* **To do**:
Print all the data, keeping every line exactly as it is.

* **Rows**:
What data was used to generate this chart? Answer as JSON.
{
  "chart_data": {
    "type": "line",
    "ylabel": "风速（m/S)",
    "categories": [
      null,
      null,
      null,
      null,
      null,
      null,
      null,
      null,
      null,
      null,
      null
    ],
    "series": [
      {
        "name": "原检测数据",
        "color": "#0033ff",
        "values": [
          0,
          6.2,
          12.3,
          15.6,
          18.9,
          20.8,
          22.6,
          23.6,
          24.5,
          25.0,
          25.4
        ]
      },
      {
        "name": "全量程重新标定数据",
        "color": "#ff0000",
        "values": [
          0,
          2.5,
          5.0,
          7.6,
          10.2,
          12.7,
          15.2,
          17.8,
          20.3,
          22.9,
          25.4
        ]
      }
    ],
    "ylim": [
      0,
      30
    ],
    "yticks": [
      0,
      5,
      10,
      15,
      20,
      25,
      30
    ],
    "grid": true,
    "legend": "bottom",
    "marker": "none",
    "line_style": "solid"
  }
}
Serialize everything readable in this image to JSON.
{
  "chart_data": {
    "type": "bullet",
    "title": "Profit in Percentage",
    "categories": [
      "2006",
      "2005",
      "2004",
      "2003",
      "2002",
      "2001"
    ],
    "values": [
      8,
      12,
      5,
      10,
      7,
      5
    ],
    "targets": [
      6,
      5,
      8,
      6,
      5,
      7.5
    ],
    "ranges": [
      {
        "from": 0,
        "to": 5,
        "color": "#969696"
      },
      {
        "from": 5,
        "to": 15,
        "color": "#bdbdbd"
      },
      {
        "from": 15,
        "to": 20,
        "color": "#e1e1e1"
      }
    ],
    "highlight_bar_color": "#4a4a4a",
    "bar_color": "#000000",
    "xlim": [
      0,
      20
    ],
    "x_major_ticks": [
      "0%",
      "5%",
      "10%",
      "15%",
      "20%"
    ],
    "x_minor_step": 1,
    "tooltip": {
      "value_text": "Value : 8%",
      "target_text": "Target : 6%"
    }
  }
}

* **Answer to the task**:
What data was used to generate this chart? Answer as JSON.
{
  "chart_data": {
    "type": "line",
    "ylabel": "风速（m/S)",
    "categories": [
      null,
      null,
      null,
      null,
      null,
      null,
      null,
      null,
      null,
      null,
      null
    ],
    "series": [
      {
        "name": "原检测数据",
        "color": "#0033ff",
        "values": [
          0,
          6.2,
          12.3,
          15.6,
          18.9,
          20.8,
          22.6,
          23.6,
          24.5,
          25.0,
          25.4
        ]
      },
      {
        "name": "全量程重新标定数据",
        "color": "#ff0000",
        "values": [
          0,
          2.5,
          5.0,
          7.6,
          10.2,
          12.7,
          15.2,
          17.8,
          20.3,
          22.9,
          25.4
        ]
      }
    ],
    "ylim": [
      0,
      30
    ],
    "yticks": [
      0,
      5,
      10,
      15,
      20,
      25,
      30
    ],
    "grid": true,
    "legend": "bottom",
    "marker": "none",
    "line_style": "solid"
  }
}
Serialize everything readable in this image to JSON.
{
  "chart_data": {
    "type": "bullet",
    "title": "Profit in Percentage",
    "categories": [
      "2006",
      "2005",
      "2004",
      "2003",
      "2002",
      "2001"
    ],
    "values": [
      8,
      12,
      5,
      10,
      7,
      5
    ],
    "targets": [
      6,
      5,
      8,
      6,
      5,
      7.5
    ],
    "ranges": [
      {
        "from": 0,
        "to": 5,
        "color": "#969696"
      },
      {
        "from": 5,
        "to": 15,
        "color": "#bdbdbd"
      },
      {
        "from": 15,
        "to": 20,
        "color": "#e1e1e1"
      }
    ],
    "highlight_bar_color": "#4a4a4a",
    "bar_color": "#000000",
    "xlim": [
      0,
      20
    ],
    "x_major_ticks": [
      "0%",
      "5%",
      "10%",
      "15%",
      "20%"
    ],
    "x_minor_step": 1,
    "tooltip": {
      "value_text": "Value : 8%",
      "target_text": "Target : 6%"
    }
  }
}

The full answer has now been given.